# Data rows:
- - -

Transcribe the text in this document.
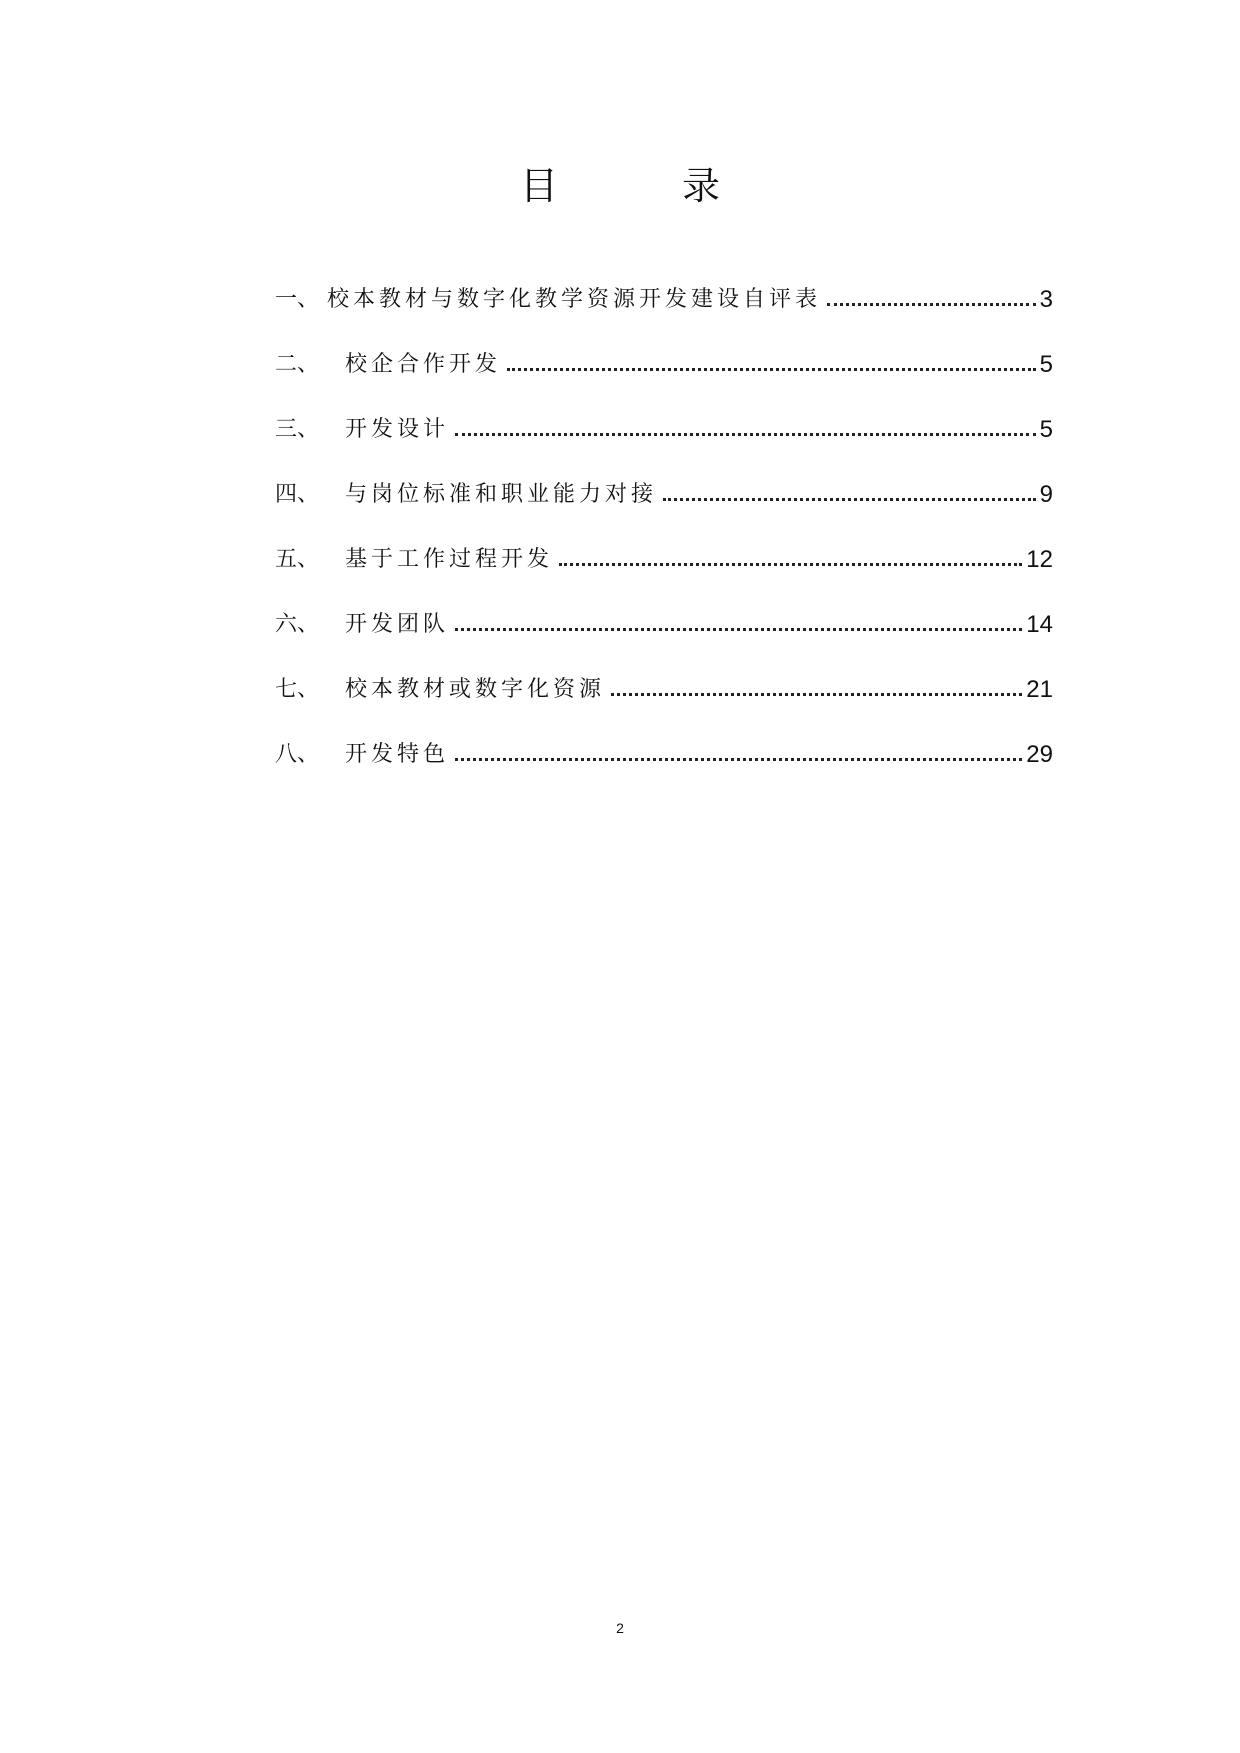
目 录
一、 校本教材与数字化教学资源开发建设自评表	3
二、	校企合作开发	5
三、	开发设计	5
四、	与岗位标准和职业能力对接	9
五、	基于工作过程开发	12
六、	开发团队	14
七、	校本教材或数字化资源	21
八、	开发特色	29
2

- - -

# Exercise directions:
Above are the records; reproduce them exactly and leave out the pictures.

# Completed task:
Transcribe the text in this document.
目 录
一、 校本教材与数字化教学资源开发建设自评表	3
二、	校企合作开发	5
三、	开发设计	5
四、	与岗位标准和职业能力对接	9
五、	基于工作过程开发	12
六、	开发团队	14
七、	校本教材或数字化资源	21
八、	开发特色	29
2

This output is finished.